- [Work to complete] Each line below should be quoted exactly, please.
— Begin Source records —
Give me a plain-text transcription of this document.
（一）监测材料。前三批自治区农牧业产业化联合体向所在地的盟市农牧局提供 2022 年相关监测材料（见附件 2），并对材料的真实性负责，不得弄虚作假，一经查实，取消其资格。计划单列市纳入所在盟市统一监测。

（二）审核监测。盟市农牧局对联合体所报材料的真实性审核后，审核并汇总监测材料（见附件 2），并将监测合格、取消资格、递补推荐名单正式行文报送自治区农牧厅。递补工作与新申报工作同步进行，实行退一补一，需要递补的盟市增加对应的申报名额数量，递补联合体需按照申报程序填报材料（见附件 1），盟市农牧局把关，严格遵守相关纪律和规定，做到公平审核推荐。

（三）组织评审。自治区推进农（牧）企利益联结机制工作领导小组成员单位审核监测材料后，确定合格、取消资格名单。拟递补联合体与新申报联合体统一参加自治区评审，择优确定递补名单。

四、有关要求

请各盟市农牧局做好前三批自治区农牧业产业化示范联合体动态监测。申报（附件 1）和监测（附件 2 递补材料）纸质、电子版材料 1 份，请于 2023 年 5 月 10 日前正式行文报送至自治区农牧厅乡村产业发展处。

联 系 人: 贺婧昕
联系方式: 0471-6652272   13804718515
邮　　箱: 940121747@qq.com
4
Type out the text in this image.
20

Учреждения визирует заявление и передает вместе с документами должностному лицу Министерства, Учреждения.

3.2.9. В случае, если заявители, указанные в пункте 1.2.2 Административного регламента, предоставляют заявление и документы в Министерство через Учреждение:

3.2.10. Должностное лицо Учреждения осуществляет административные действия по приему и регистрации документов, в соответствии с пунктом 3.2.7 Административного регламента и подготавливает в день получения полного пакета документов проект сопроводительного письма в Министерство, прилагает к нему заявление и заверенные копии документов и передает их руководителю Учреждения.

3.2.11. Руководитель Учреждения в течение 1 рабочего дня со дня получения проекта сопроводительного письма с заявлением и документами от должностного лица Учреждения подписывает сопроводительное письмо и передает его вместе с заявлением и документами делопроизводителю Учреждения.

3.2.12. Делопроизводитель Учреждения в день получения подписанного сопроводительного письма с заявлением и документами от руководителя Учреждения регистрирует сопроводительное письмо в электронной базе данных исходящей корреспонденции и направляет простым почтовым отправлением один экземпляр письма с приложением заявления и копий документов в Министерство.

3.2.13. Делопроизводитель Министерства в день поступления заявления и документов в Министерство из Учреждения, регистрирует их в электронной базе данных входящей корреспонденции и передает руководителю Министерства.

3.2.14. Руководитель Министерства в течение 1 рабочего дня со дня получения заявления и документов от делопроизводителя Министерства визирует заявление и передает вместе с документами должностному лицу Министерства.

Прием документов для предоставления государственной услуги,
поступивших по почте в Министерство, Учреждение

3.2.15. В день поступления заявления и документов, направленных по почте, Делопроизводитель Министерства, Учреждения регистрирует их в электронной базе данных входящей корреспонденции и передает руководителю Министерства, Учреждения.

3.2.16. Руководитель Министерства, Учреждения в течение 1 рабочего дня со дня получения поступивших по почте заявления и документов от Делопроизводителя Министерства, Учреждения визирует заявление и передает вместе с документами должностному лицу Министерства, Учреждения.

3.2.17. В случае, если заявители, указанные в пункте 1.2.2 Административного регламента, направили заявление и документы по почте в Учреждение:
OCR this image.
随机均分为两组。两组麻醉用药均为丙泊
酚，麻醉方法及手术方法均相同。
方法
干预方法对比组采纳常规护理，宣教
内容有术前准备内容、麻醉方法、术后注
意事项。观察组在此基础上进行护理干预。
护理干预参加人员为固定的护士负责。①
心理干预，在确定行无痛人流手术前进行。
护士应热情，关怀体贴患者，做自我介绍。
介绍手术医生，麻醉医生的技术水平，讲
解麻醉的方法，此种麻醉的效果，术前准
— End Source records —
- [Response]
Give me a plain-text transcription of this document.
（一）监测材料。前三批自治区农牧业产业化联合体向所在地的盟市农牧局提供 2022 年相关监测材料（见附件 2），并对材料的真实性负责，不得弄虚作假，一经查实，取消其资格。计划单列市纳入所在盟市统一监测。

（二）审核监测。盟市农牧局对联合体所报材料的真实性审核后，审核并汇总监测材料（见附件 2），并将监测合格、取消资格、递补推荐名单正式行文报送自治区农牧厅。递补工作与新申报工作同步进行，实行退一补一，需要递补的盟市增加对应的申报名额数量，递补联合体需按照申报程序填报材料（见附件 1），盟市农牧局把关，严格遵守相关纪律和规定，做到公平审核推荐。

（三）组织评审。自治区推进农（牧）企利益联结机制工作领导小组成员单位审核监测材料后，确定合格、取消资格名单。拟递补联合体与新申报联合体统一参加自治区评审，择优确定递补名单。

四、有关要求

请各盟市农牧局做好前三批自治区农牧业产业化示范联合体动态监测。申报（附件 1）和监测（附件 2 递补材料）纸质、电子版材料 1 份，请于 2023 年 5 月 10 日前正式行文报送至自治区农牧厅乡村产业发展处。

联 系 人: 贺婧昕
联系方式: 0471-6652272   13804718515
邮　　箱: 940121747@qq.com
4
Type out the text in this image.
20

Учреждения визирует заявление и передает вместе с документами должностному лицу Министерства, Учреждения.

3.2.9. В случае, если заявители, указанные в пункте 1.2.2 Административного регламента, предоставляют заявление и документы в Министерство через Учреждение:

3.2.10. Должностное лицо Учреждения осуществляет административные действия по приему и регистрации документов, в соответствии с пунктом 3.2.7 Административного регламента и подготавливает в день получения полного пакета документов проект сопроводительного письма в Министерство, прилагает к нему заявление и заверенные копии документов и передает их руководителю Учреждения.

3.2.11. Руководитель Учреждения в течение 1 рабочего дня со дня получения проекта сопроводительного письма с заявлением и документами от должностного лица Учреждения подписывает сопроводительное письмо и передает его вместе с заявлением и документами делопроизводителю Учреждения.

3.2.12. Делопроизводитель Учреждения в день получения подписанного сопроводительного письма с заявлением и документами от руководителя Учреждения регистрирует сопроводительное письмо в электронной базе данных исходящей корреспонденции и направляет простым почтовым отправлением один экземпляр письма с приложением заявления и копий документов в Министерство.

3.2.13. Делопроизводитель Министерства в день поступления заявления и документов в Министерство из Учреждения, регистрирует их в электронной базе данных входящей корреспонденции и передает руководителю Министерства.

3.2.14. Руководитель Министерства в течение 1 рабочего дня со дня получения заявления и документов от делопроизводителя Министерства визирует заявление и передает вместе с документами должностному лицу Министерства.

Прием документов для предоставления государственной услуги,
поступивших по почте в Министерство, Учреждение

3.2.15. В день поступления заявления и документов, направленных по почте, Делопроизводитель Министерства, Учреждения регистрирует их в электронной базе данных входящей корреспонденции и передает руководителю Министерства, Учреждения.

3.2.16. Руководитель Министерства, Учреждения в течение 1 рабочего дня со дня получения поступивших по почте заявления и документов от Делопроизводителя Министерства, Учреждения визирует заявление и передает вместе с документами должностному лицу Министерства, Учреждения.

3.2.17. В случае, если заявители, указанные в пункте 1.2.2 Административного регламента, направили заявление и документы по почте в Учреждение:
OCR this image.
随机均分为两组。两组麻醉用药均为丙泊
酚，麻醉方法及手术方法均相同。
方法
干预方法对比组采纳常规护理，宣教
内容有术前准备内容、麻醉方法、术后注
意事项。观察组在此基础上进行护理干预。
护理干预参加人员为固定的护士负责。①
心理干预，在确定行无痛人流手术前进行。
护士应热情，关怀体贴患者，做自我介绍。
介绍手术医生，麻醉医生的技术水平，讲
解麻醉的方法，此种麻醉的效果，术前准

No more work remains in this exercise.